Items from a dataset
# # #
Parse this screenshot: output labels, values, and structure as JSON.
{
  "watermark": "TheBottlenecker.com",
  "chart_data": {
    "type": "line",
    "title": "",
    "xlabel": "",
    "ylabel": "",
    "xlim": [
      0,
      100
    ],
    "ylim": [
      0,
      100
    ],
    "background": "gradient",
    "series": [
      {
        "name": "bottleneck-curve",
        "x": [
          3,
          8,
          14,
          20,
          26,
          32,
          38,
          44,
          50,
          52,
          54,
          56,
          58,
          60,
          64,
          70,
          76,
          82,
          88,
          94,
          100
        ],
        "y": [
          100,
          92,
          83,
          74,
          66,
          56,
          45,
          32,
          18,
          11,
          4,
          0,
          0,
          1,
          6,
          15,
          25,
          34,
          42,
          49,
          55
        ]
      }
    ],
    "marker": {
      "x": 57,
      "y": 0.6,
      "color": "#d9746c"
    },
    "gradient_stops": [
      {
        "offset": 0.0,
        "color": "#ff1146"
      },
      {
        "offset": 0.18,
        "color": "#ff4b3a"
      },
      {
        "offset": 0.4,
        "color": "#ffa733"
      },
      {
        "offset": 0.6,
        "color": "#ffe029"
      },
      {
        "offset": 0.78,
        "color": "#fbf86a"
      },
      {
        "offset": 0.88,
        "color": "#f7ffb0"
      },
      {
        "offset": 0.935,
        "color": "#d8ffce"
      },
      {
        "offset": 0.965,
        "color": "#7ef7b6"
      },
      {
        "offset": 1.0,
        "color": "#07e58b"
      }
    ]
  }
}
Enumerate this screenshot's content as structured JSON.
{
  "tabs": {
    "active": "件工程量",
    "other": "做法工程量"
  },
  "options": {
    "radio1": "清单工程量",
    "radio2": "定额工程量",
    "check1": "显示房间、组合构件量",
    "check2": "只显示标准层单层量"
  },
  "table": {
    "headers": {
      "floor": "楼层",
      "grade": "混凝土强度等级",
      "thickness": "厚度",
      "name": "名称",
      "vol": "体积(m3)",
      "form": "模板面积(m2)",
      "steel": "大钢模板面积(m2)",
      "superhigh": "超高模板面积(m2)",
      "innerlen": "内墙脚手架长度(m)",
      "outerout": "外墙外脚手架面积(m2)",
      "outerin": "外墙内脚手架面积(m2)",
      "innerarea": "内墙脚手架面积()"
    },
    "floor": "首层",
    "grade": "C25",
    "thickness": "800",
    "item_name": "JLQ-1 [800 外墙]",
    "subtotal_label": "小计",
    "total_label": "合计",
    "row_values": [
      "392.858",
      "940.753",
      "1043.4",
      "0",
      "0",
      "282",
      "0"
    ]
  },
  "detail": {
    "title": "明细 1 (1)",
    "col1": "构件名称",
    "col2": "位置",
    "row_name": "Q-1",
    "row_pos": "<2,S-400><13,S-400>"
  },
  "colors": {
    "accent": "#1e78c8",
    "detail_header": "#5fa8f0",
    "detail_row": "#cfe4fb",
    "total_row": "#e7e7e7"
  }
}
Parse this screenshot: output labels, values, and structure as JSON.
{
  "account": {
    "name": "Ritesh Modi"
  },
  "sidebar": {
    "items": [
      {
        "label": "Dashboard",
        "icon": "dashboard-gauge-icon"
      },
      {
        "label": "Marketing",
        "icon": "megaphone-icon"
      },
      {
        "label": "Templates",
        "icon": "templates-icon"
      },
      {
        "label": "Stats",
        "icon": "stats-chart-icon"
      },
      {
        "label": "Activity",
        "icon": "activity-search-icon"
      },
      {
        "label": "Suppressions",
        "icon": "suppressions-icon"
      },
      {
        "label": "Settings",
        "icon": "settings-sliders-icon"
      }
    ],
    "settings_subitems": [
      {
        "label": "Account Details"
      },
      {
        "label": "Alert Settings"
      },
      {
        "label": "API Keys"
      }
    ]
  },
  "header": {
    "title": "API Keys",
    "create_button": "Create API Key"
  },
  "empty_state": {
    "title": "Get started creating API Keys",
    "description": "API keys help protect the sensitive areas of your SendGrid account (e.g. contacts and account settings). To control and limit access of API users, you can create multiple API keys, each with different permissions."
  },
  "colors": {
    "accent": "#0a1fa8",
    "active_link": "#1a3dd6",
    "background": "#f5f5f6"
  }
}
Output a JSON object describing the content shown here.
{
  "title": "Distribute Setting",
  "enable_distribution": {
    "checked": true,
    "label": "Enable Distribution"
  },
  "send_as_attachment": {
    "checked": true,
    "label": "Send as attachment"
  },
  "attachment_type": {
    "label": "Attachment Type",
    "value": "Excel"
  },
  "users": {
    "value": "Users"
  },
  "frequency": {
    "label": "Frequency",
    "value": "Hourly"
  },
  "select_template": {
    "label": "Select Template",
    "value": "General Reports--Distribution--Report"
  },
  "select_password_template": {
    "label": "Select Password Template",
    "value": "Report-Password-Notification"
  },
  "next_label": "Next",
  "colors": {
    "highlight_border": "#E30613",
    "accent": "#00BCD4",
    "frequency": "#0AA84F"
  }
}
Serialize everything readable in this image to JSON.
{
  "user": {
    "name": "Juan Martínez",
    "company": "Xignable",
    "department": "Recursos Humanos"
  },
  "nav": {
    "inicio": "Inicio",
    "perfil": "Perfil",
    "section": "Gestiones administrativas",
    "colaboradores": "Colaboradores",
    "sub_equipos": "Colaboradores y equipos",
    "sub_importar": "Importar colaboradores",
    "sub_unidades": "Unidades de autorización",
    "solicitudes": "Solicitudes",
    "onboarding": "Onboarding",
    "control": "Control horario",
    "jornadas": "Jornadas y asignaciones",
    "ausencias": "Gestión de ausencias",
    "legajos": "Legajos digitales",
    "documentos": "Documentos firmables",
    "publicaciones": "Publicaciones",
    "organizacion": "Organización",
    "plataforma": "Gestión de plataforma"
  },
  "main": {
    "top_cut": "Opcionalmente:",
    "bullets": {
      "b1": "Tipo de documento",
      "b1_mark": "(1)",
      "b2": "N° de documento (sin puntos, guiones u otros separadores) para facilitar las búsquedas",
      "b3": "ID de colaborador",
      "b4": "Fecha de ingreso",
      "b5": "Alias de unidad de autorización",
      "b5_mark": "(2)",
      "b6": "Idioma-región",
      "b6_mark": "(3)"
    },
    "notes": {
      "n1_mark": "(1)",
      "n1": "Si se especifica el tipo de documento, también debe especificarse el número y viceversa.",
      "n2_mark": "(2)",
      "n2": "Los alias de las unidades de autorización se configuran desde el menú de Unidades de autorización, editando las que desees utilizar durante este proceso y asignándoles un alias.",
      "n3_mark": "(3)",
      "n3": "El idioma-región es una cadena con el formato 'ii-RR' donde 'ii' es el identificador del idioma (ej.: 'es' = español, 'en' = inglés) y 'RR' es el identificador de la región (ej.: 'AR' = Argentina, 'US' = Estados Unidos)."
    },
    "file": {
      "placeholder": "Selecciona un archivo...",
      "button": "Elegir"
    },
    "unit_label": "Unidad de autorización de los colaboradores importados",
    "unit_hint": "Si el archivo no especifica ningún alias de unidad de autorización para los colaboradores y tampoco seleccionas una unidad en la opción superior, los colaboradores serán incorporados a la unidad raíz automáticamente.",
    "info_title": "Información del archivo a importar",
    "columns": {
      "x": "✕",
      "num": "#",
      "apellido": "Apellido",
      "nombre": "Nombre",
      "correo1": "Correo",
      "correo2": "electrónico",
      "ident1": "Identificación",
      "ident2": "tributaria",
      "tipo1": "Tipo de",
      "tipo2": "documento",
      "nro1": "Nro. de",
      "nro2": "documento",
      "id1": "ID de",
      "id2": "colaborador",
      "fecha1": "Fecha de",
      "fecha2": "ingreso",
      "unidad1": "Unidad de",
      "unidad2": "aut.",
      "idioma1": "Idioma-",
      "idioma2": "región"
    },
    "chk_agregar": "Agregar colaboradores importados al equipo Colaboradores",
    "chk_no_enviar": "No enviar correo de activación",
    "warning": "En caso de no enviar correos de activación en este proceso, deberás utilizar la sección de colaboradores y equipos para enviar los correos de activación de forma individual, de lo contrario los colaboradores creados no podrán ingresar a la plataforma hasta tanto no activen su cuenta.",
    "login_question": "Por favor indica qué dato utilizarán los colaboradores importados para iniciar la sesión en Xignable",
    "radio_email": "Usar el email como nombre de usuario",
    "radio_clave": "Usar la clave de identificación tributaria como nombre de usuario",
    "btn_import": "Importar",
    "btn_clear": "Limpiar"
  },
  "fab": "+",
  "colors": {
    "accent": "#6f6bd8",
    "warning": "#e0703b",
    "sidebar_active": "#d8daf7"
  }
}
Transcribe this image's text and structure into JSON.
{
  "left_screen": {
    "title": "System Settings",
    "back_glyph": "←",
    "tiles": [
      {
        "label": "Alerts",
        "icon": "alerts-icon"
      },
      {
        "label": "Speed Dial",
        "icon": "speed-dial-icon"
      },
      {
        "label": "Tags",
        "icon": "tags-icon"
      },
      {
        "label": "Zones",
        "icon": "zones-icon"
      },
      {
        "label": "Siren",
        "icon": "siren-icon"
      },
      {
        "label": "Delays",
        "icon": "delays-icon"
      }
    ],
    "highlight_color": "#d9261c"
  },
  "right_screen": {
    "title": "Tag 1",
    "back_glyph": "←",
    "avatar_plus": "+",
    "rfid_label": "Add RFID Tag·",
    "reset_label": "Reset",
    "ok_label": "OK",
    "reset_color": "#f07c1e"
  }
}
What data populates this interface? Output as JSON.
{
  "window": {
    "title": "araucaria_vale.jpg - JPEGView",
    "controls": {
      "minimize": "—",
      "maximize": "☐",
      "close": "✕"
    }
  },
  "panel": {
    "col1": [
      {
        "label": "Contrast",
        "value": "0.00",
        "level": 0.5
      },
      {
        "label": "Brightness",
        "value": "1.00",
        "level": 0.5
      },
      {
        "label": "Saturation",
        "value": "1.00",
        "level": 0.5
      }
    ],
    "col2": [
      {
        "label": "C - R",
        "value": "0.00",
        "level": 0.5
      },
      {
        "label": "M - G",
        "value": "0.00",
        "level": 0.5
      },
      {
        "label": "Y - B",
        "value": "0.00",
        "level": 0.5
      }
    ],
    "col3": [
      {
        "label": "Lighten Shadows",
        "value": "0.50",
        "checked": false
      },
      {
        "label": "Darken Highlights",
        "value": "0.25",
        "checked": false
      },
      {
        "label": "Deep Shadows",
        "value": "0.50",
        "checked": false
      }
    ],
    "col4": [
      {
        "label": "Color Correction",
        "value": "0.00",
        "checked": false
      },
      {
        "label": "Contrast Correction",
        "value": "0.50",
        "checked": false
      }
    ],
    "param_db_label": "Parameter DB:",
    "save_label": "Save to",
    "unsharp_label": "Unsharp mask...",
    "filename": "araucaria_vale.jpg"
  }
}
# # #
Make a copy of each line that contains the string "accent".

    "accent": "#1e78c8",
    "accent": "#0a1fa8",
    "accent": "#00BCD4",
    "accent": "#6f6bd8",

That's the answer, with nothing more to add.